* _Set task_:
Filter the data for lines with the word "this", then copy every line so identified.

◇ ◇ ◇ ◇ ◇ ◇ ◇

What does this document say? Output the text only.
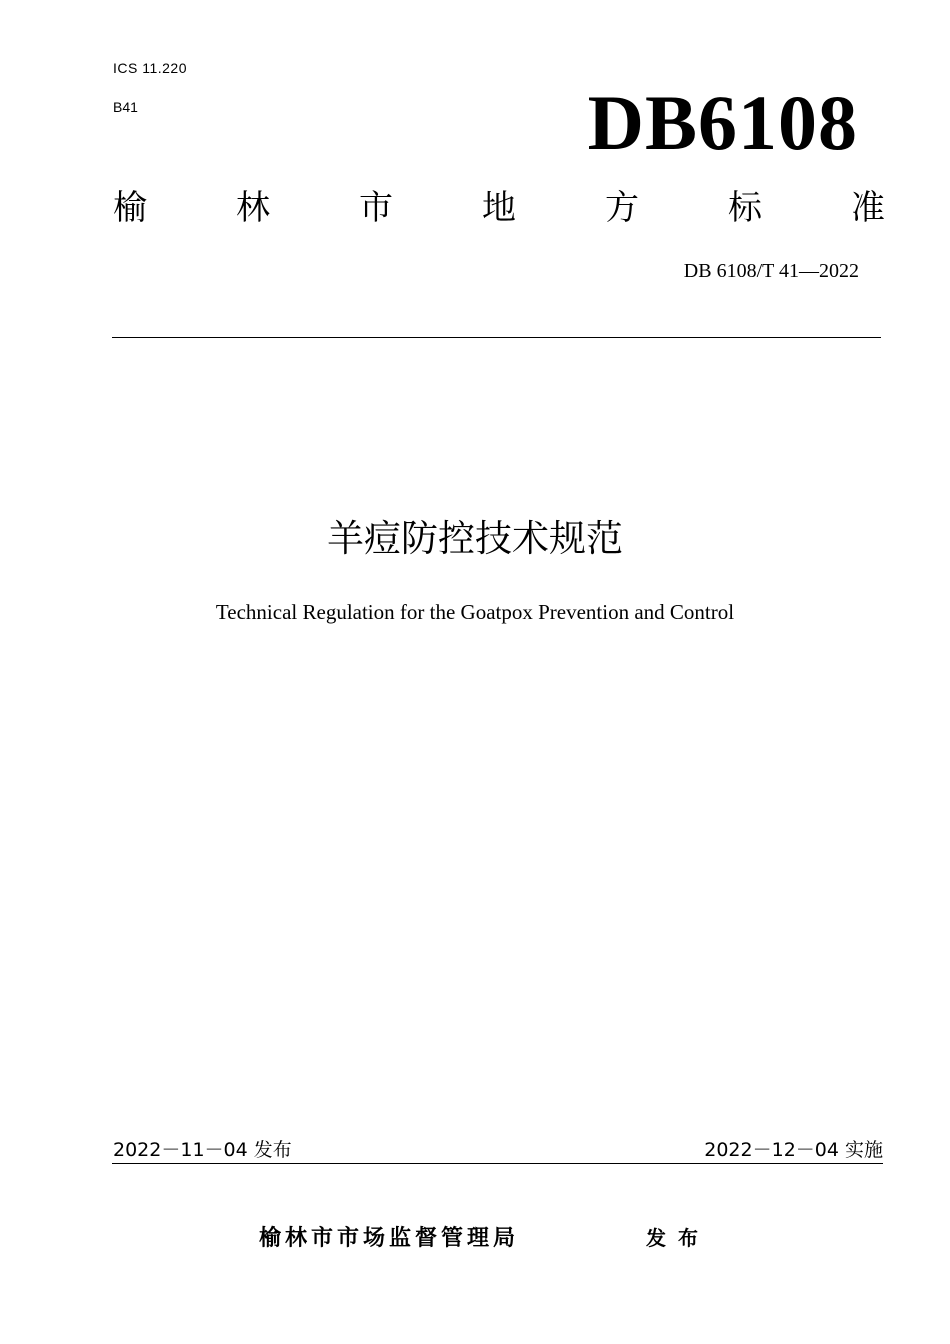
ICS 11.220
B41	DB6108
榆	林	市	地	方	标	准
DB 6108/T 41—2022
羊痘防控技术规范
Technical Regulation for the Goatpox Prevention and Control
2022－11－04 发布	2022－12－04 实施
榆林市市场监督管理局	发布
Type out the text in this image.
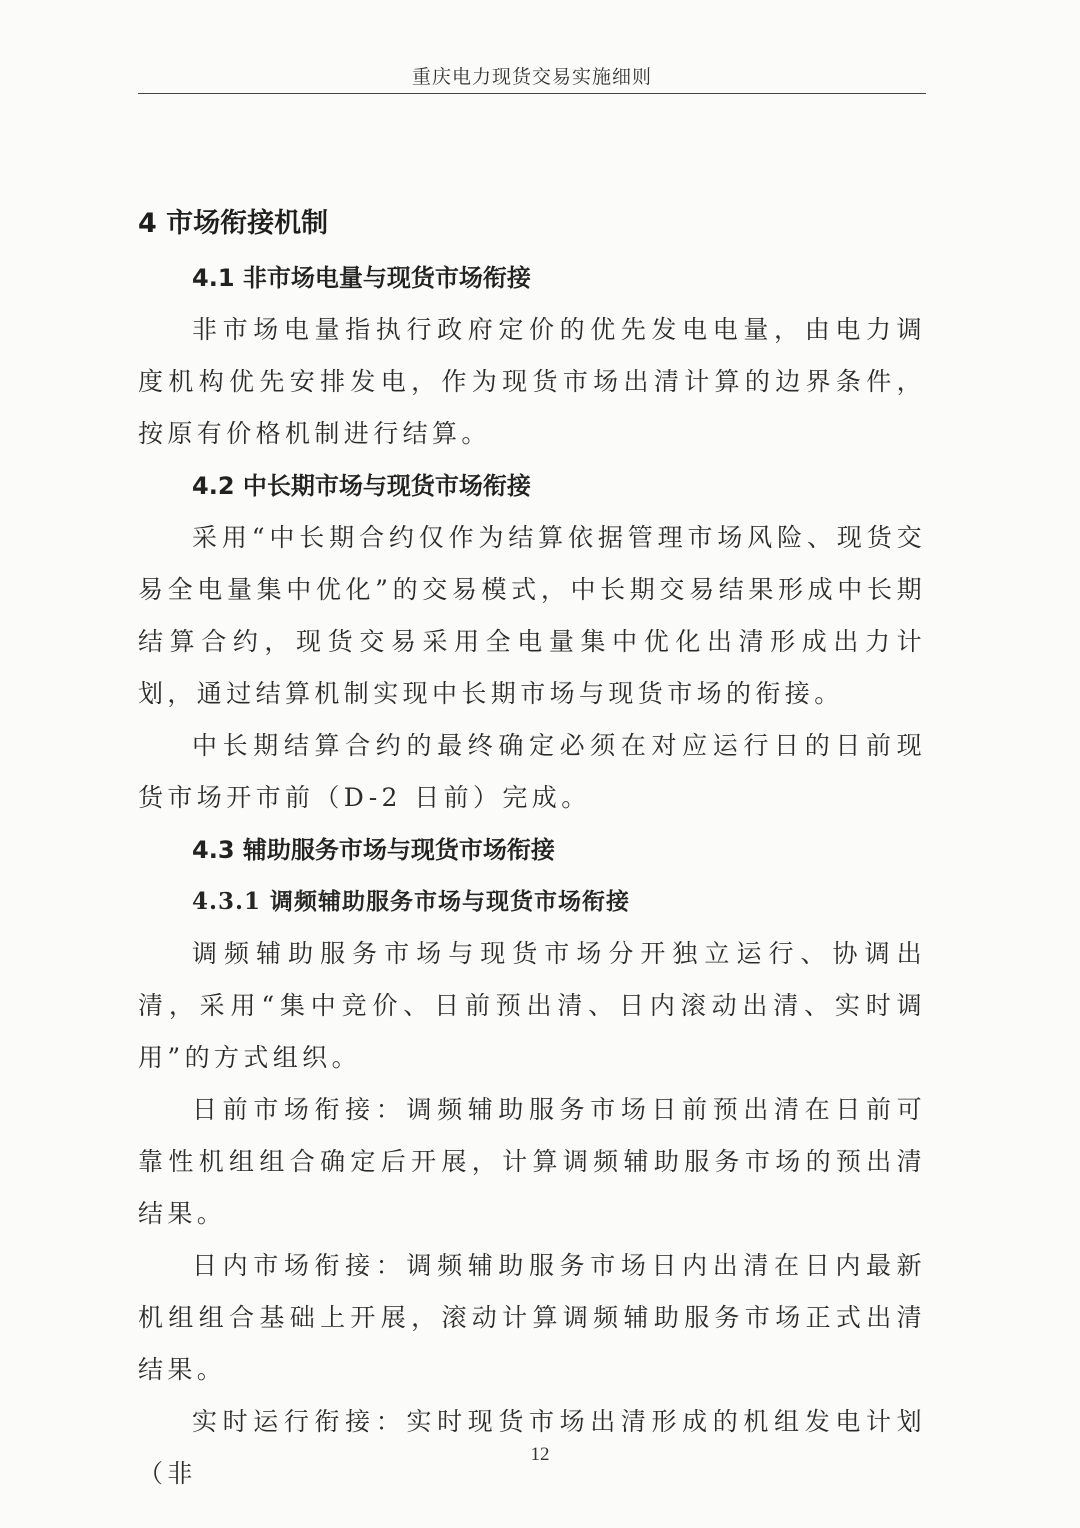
重庆电力现货交易实施细则
4 市场衔接机制
4.1 非市场电量与现货市场衔接

非市场电量指执行政府定价的优先发电电量，由电力调度机构优先安排发电，作为现货市场出清计算的边界条件，按原有价格机制进行结算。

4.2 中长期市场与现货市场衔接

采用“中长期合约仅作为结算依据管理市场风险、现货交易全电量集中优化”的交易模式，中长期交易结果形成中长期结算合约，现货交易采用全电量集中优化出清形成出力计划，通过结算机制实现中长期市场与现货市场的衔接。

中长期结算合约的最终确定必须在对应运行日的日前现货市场开市前（D-2 日前）完成。

4.3 辅助服务市场与现货市场衔接
4.3.1 调频辅助服务市场与现货市场衔接

调频辅助服务市场与现货市场分开独立运行、协调出清，采用“集中竞价、日前预出清、日内滚动出清、实时调用”的方式组织。

日前市场衔接：调频辅助服务市场日前预出清在日前可靠性机组组合确定后开展，计算调频辅助服务市场的预出清结果。

日内市场衔接：调频辅助服务市场日内出清在日内最新机组组合基础上开展，滚动计算调频辅助服务市场正式出清结果。

实时运行衔接：实时现货市场出清形成的机组发电计划（非

12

◇ ◇ ◇ ◇ ◇ ◇ ◇

* _Response_:
What does this document say? Output the text only.
Type out the text in this image.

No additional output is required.